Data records

◆ ◆ ◆

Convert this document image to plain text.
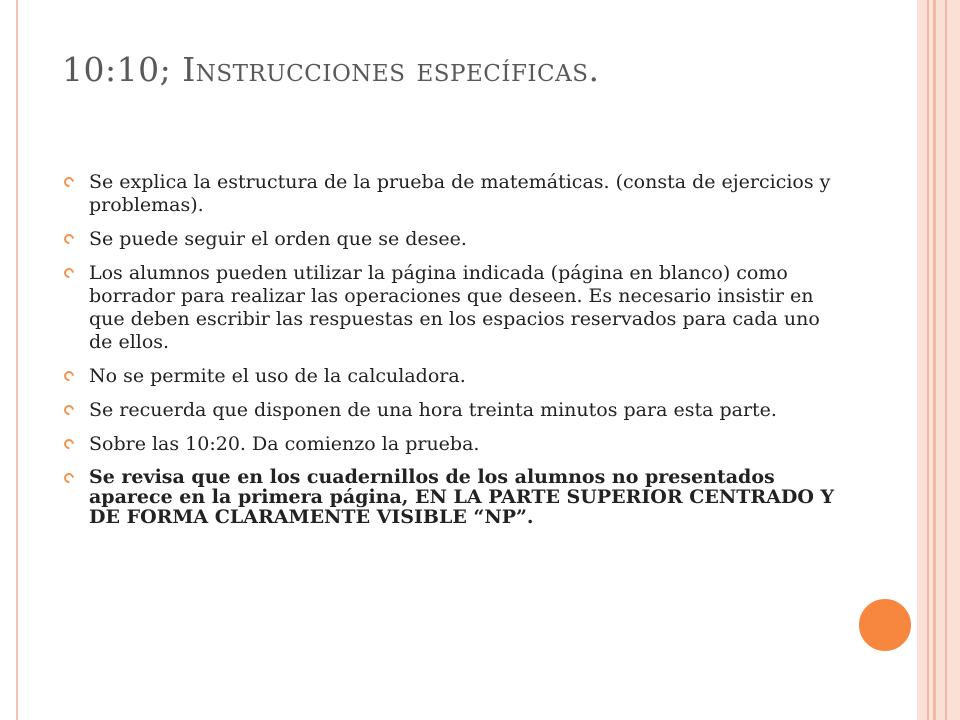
10:10; Instrucciones específicas.
Se explica la estructura de la prueba de matemáticas. (consta de ejercicios y problemas).
Se puede seguir el orden que se desee.
Los alumnos pueden utilizar la página indicada (página en blanco) como borrador para realizar las operaciones que deseen. Es necesario insistir en que deben escribir las respuestas en los espacios reservados para cada uno de ellos.
No se permite el uso de la calculadora.
Se recuerda que disponen de una hora treinta minutos para esta parte.
Sobre las 10:20. Da comienzo la prueba.
Se revisa que en los cuadernillos de los alumnos no presentados aparece en la primera página, EN LA PARTE SUPERIOR CENTRADO Y DE FORMA CLARAMENTE VISIBLE “NP”.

◆ ◆ ◆

• [TASK DESCRIPTION] Scan the listing above. Gather each line that contains the word "para".

• [FINISHED EXERCISE]
Los alumnos pueden utilizar la página indicada (página en blanco) como borrador para realizar las operaciones que deseen. Es necesario insistir en que deben escribir las respuestas en los espacios reservados para cada uno de ellos.
Se recuerda que disponen de una hora treinta minutos para esta parte.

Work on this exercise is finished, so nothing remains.